Quoted text –
================================

Governing Law. The October 2022 Warrants and the October 2022 Warrants Agreement are governed by New York law.
Description of Class C Warrants
On December 6, 2022, we closed a public offering of 562,500 units, each consisting of one of our common shares and Class C Warrants to purchase one common share, at a price of
$24.00 per unit. The gross proceeds of the offering to us, before discounts and commissions and estimated offering expenses, were approximately $13.5 million.
The following description of the characteristics of the Class C Warrants is a summary and does not purport to be complete and is qualified by reference to the Form of Class C
Common Stock Purchase Warrant and the Warrant Agency Agreement attached as exhibits to our Report on Form 6-K filed with the SEC on December 14, 2022.
Exercisability. The Class C Warrants are exercisable at any time after their original issuance and at any time up to
the date that is five years after their original issuance. The Class C Warrants are exercisable, at the option of each holder, in whole or in part by delivering to us a duly executed exercise notice and, at any time a registration statement
registering the issuance of the common shares underlying the Class C Warrants under the Securities Act is effective and available for the issuance of such shares, or an exemption from registration under the Securities Act is available for the
issuance of such shares, by payment in full in immediately available funds for the number of common shares purchased upon such exercise. If a registration statement registering the issuance of the common shares underlying the Class C Warrants
under the Securities Act is not effective or available and an exemption from registration under the Securities Act is not available for the issuance of such shares, the holder may, in its sole discretion, elect to exercise the warrant through a
cashless exercise, in which case the holder would receive upon such exercise the net number of common shares determined according to the formula set forth in the warrant. No fractional common shares will be issued in connection with the exercise
of a warrant. In lieu of fractional shares, we will pay the holder an amount in cash equal to the fractional amount multiplied by the exercise price.
Exercise Limitation. A holder will not have the right to exercise any portion
of the warrant if the holder (together with its affiliates) would beneficially own in excess of 4.99% of the number of shares of our common shares outstanding immediately after giving effect to the exercise, as such percentage ownership is
determined in accordance with the terms of the Class C Warrants.
Exercise Price. The exercise price per whole common share purchasable upon
exercise of the Class C Warrants was $24.00 per share. The exercise price is subject to appropriate adjustments in the event of certain stock dividends and distributions, stock splits, stock combinations, reclassifications or similar events
affecting our common shares and also upon any distributions of assets, including cash, stock or other property to our shareholders. On February 14, 2023 we entered into a securities purchase agreement with several institutional investors as part
of a registered direct equity offering, under which we reduced the exercise price per common share under the outstanding Class C Warrants to $16.20 per common share with all other terms remaining unchanged.
Transferability. The Class C Warrants and all rights hereunder are
transferable, in whole or in part, upon surrender of the Class C Warrants at our principal office or our designated agent, together with a written assignment of the Class C Warrants substantially in the form attached thereto duly executed by the
holder or its agent or attorney and funds sufficient to pay any transfer taxes payable upon the making of such transfer.
Warrant Agent. The Class C Warrants are issued in registered form under the warrant agency agreement between American
Stock Transfer & Trust Company, as warrant agent, and us.

================================

Written exercise 1 – Can you retype the part of the Class C Warrants description that opens with the words containing "Exercise Limitation. A" and closes with "Class C Warrants."?
The rows have no connection to the Class C Warrants description.

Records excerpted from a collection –
================================

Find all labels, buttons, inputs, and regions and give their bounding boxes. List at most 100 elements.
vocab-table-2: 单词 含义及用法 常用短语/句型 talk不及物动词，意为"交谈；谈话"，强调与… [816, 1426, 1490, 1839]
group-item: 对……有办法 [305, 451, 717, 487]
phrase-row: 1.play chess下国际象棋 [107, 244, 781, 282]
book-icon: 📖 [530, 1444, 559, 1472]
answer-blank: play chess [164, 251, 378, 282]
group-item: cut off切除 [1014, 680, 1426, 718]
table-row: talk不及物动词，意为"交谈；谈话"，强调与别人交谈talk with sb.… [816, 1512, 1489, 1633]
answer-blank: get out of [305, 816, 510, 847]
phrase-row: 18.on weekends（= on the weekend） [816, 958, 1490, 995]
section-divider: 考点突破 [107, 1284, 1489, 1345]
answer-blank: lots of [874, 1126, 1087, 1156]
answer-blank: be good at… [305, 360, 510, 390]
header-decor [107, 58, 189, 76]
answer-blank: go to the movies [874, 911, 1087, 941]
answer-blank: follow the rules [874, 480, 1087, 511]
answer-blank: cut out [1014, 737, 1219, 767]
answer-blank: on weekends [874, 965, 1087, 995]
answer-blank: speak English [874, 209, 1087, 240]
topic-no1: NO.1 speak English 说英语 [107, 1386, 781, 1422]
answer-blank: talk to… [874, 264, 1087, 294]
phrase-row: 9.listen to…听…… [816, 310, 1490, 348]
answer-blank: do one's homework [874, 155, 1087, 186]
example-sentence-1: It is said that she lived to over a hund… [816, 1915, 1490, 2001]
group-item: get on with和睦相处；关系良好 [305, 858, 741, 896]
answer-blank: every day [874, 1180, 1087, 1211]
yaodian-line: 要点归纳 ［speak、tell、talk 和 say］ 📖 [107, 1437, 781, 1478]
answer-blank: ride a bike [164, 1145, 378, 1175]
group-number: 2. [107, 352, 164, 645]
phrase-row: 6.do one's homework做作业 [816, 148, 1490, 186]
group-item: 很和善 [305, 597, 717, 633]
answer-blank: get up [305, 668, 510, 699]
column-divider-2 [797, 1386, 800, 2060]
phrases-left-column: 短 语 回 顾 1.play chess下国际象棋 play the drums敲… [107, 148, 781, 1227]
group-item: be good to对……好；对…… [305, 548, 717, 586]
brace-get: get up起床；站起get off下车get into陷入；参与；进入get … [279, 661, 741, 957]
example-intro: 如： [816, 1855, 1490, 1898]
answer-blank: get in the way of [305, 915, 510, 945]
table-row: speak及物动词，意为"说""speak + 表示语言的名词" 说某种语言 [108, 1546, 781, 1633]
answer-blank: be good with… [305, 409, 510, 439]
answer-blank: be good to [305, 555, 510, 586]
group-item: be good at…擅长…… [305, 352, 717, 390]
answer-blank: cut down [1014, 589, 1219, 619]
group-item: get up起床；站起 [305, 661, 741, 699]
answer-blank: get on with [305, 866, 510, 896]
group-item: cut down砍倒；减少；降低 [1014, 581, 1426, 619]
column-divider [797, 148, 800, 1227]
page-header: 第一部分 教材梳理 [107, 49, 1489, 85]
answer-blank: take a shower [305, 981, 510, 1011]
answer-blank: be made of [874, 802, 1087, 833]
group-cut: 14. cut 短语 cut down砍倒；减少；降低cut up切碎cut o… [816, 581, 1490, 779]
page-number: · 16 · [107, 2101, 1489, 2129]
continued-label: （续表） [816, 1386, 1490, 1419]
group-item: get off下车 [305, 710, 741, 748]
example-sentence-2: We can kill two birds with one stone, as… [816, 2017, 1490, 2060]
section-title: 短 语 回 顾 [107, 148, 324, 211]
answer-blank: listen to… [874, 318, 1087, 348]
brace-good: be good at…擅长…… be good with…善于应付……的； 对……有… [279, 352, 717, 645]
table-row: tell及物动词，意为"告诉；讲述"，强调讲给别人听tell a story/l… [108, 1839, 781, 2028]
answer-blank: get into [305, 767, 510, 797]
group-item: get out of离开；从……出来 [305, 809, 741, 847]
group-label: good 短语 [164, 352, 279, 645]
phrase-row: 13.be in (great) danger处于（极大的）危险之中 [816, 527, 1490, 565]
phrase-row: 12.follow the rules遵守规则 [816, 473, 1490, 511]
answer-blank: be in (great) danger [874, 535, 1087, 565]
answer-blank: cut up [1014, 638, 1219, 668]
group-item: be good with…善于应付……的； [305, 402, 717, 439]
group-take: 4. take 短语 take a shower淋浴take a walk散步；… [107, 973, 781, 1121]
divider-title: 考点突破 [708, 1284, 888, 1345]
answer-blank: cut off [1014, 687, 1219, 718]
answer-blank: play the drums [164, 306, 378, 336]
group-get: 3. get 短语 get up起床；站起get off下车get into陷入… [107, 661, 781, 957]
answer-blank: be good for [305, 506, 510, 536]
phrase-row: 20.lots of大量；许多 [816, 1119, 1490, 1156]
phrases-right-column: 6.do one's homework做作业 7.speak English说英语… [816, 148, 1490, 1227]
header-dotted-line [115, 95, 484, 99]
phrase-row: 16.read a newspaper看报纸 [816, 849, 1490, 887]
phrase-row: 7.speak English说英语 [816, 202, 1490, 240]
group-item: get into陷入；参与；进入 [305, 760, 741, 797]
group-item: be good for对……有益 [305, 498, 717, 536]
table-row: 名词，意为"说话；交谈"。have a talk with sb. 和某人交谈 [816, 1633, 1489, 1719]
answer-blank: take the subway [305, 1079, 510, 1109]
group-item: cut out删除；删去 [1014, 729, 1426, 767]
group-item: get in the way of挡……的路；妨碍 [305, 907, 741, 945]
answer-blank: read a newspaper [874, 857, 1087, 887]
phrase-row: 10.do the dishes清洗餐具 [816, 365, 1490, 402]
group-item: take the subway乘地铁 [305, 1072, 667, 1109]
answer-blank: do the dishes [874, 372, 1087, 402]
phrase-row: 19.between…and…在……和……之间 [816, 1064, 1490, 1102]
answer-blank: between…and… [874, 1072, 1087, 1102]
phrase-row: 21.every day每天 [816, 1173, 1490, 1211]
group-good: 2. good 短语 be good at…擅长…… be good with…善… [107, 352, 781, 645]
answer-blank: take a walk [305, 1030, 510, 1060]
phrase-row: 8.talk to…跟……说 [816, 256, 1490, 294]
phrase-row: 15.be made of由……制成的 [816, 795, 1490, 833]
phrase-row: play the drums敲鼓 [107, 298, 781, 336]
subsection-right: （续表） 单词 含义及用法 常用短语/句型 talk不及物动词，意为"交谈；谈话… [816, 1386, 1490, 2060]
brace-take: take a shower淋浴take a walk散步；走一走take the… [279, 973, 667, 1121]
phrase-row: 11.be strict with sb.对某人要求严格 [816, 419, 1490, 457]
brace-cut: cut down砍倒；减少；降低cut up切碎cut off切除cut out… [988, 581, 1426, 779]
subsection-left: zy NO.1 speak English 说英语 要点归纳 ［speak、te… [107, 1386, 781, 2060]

================================

Written exercise 2 – Would you echo the rows word for word, starting with the first row and ending with the line containing "answer-blank: speak English", with both ends included?

Full response 1 –
Exercise Limitation. A holder will not have the right to exercise any portion
of the warrant if the holder (together with its affiliates) would beneficially own in excess of 4.99% of the number of shares of our common shares outstanding immediately after giving effect to the exercise, as such percentage ownership is
determined in accordance with the terms of the Class C Warrants.

Full response 2 –
Find all labels, buttons, inputs, and regions and give their bounding boxes. List at most 100 elements.
vocab-table-2: 单词 含义及用法 常用短语/句型 talk不及物动词，意为"交谈；谈话"，强调与… [816, 1426, 1490, 1839]
group-item: 对……有办法 [305, 451, 717, 487]
phrase-row: 1.play chess下国际象棋 [107, 244, 781, 282]
book-icon: 📖 [530, 1444, 559, 1472]
answer-blank: play chess [164, 251, 378, 282]
group-item: cut off切除 [1014, 680, 1426, 718]
table-row: talk不及物动词，意为"交谈；谈话"，强调与别人交谈talk with sb.… [816, 1512, 1489, 1633]
answer-blank: get out of [305, 816, 510, 847]
phrase-row: 18.on weekends（= on the weekend） [816, 958, 1490, 995]
section-divider: 考点突破 [107, 1284, 1489, 1345]
answer-blank: lots of [874, 1126, 1087, 1156]
answer-blank: be good at… [305, 360, 510, 390]
header-decor [107, 58, 189, 76]
answer-blank: go to the movies [874, 911, 1087, 941]
answer-blank: follow the rules [874, 480, 1087, 511]
answer-blank: cut out [1014, 737, 1219, 767]
answer-blank: on weekends [874, 965, 1087, 995]
answer-blank: speak English [874, 209, 1087, 240]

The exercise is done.